* THE DATA:

━━━━━━

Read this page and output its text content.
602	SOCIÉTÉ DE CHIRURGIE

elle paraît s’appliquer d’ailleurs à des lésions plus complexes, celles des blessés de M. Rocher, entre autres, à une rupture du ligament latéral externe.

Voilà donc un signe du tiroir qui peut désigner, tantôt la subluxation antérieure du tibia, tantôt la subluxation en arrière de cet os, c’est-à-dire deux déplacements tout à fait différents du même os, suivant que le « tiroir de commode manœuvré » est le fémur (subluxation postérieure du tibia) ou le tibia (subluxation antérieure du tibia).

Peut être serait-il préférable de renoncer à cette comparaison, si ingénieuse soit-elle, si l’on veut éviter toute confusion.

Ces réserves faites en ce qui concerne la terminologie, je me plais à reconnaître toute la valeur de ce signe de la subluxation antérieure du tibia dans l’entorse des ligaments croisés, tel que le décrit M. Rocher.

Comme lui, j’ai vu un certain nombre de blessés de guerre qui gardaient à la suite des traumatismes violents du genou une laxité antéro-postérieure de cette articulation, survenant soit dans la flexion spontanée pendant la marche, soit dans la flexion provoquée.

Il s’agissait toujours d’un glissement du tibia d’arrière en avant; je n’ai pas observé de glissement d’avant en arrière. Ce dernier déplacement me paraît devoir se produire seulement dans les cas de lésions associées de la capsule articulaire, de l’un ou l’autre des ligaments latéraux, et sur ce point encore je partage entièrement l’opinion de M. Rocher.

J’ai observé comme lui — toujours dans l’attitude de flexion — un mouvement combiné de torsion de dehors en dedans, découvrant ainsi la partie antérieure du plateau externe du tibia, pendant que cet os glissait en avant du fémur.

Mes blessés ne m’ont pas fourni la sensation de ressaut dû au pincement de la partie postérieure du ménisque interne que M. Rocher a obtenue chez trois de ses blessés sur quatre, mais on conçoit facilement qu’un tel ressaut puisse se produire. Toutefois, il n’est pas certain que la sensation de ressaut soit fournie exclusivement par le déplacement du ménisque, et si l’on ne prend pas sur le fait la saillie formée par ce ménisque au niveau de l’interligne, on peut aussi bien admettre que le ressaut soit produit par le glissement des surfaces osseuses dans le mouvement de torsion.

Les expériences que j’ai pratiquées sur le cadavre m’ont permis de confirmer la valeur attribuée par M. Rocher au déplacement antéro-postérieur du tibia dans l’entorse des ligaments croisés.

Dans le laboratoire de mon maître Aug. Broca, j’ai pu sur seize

━━━━━━

* SET EXERCISE: From the data above, show each line that contains "valeur".

* TASK RESULT:
Ces réserves faites en ce qui concerne la terminologie, je me plais à reconnaître toute la valeur de ce signe de la subluxation antérieure du tibia dans l’entorse des ligaments croisés, tel que le décrit M. Rocher.
Les expériences que j’ai pratiquées sur le cadavre m’ont permis de confirmer la valeur attribuée par M. Rocher au déplacement antéro-postérieur du tibia dans l’entorse des ligaments croisés.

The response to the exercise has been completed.